WHAT THE TASK REQUIRES.
Exactly as written, retype the listing below, omitting the pictures.

SOURCE DATA.
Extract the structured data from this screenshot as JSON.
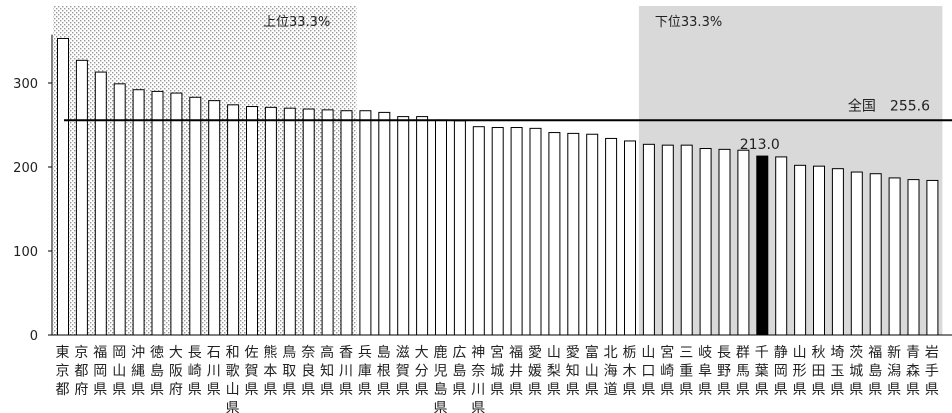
{
  "chart_data": {
    "type": "bar",
    "categories": [
      "東京都",
      "京都府",
      "福岡県",
      "岡山県",
      "沖縄県",
      "徳島県",
      "大阪府",
      "長崎県",
      "石川県",
      "和歌山県",
      "佐賀県",
      "熊本県",
      "鳥取県",
      "奈良県",
      "高知県",
      "香川県",
      "兵庫県",
      "島根県",
      "滋賀県",
      "大分県",
      "鹿児島県",
      "広島県",
      "神奈川県",
      "宮城県",
      "福井県",
      "愛媛県",
      "山梨県",
      "愛知県",
      "富山県",
      "北海道",
      "栃木県",
      "山口県",
      "宮崎県",
      "三重県",
      "岐阜県",
      "長野県",
      "群馬県",
      "千葉県",
      "静岡県",
      "山形県",
      "秋田県",
      "埼玉県",
      "茨城県",
      "福島県",
      "新潟県",
      "青森県",
      "岩手県"
    ],
    "values": [
      353,
      327,
      313,
      299,
      292,
      290,
      288,
      283,
      279,
      274,
      272,
      271,
      270,
      269,
      268,
      267,
      267,
      265,
      260,
      260,
      256,
      255,
      248,
      247,
      247,
      246,
      241,
      240,
      239,
      234,
      231,
      227,
      226,
      226,
      222,
      221,
      220,
      213.0,
      212,
      202,
      201,
      198,
      194,
      192,
      187,
      185,
      184
    ],
    "highlight_index": 37,
    "highlight_label": "213.0",
    "ylim": [
      0,
      360
    ],
    "yticks": [
      0,
      100,
      200,
      300
    ],
    "reference_line": {
      "value": 255.6,
      "label": "全国　255.6"
    },
    "zones": [
      {
        "label": "上位33.3%",
        "from_index": 0,
        "to_index": 15,
        "fill": "dotted"
      },
      {
        "label": "下位33.3%",
        "from_index": 31,
        "to_index": 46,
        "fill": "#d9d9d9"
      }
    ],
    "colors": {
      "bar": "#ffffff",
      "bar_edge": "#000000",
      "highlight": "#000000",
      "lower_zone": "#d9d9d9",
      "line": "#000000"
    }
  }
}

OUTPUT.
Extract the structured data from this screenshot as JSON.
{
  "chart_data": {
    "type": "bar",
    "categories": [
      "東京都",
      "京都府",
      "福岡県",
      "岡山県",
      "沖縄県",
      "徳島県",
      "大阪府",
      "長崎県",
      "石川県",
      "和歌山県",
      "佐賀県",
      "熊本県",
      "鳥取県",
      "奈良県",
      "高知県",
      "香川県",
      "兵庫県",
      "島根県",
      "滋賀県",
      "大分県",
      "鹿児島県",
      "広島県",
      "神奈川県",
      "宮城県",
      "福井県",
      "愛媛県",
      "山梨県",
      "愛知県",
      "富山県",
      "北海道",
      "栃木県",
      "山口県",
      "宮崎県",
      "三重県",
      "岐阜県",
      "長野県",
      "群馬県",
      "千葉県",
      "静岡県",
      "山形県",
      "秋田県",
      "埼玉県",
      "茨城県",
      "福島県",
      "新潟県",
      "青森県",
      "岩手県"
    ],
    "values": [
      353,
      327,
      313,
      299,
      292,
      290,
      288,
      283,
      279,
      274,
      272,
      271,
      270,
      269,
      268,
      267,
      267,
      265,
      260,
      260,
      256,
      255,
      248,
      247,
      247,
      246,
      241,
      240,
      239,
      234,
      231,
      227,
      226,
      226,
      222,
      221,
      220,
      213.0,
      212,
      202,
      201,
      198,
      194,
      192,
      187,
      185,
      184
    ],
    "highlight_index": 37,
    "highlight_label": "213.0",
    "ylim": [
      0,
      360
    ],
    "yticks": [
      0,
      100,
      200,
      300
    ],
    "reference_line": {
      "value": 255.6,
      "label": "全国　255.6"
    },
    "zones": [
      {
        "label": "上位33.3%",
        "from_index": 0,
        "to_index": 15,
        "fill": "dotted"
      },
      {
        "label": "下位33.3%",
        "from_index": 31,
        "to_index": 46,
        "fill": "#d9d9d9"
      }
    ],
    "colors": {
      "bar": "#ffffff",
      "bar_edge": "#000000",
      "highlight": "#000000",
      "lower_zone": "#d9d9d9",
      "line": "#000000"
    }
  }
}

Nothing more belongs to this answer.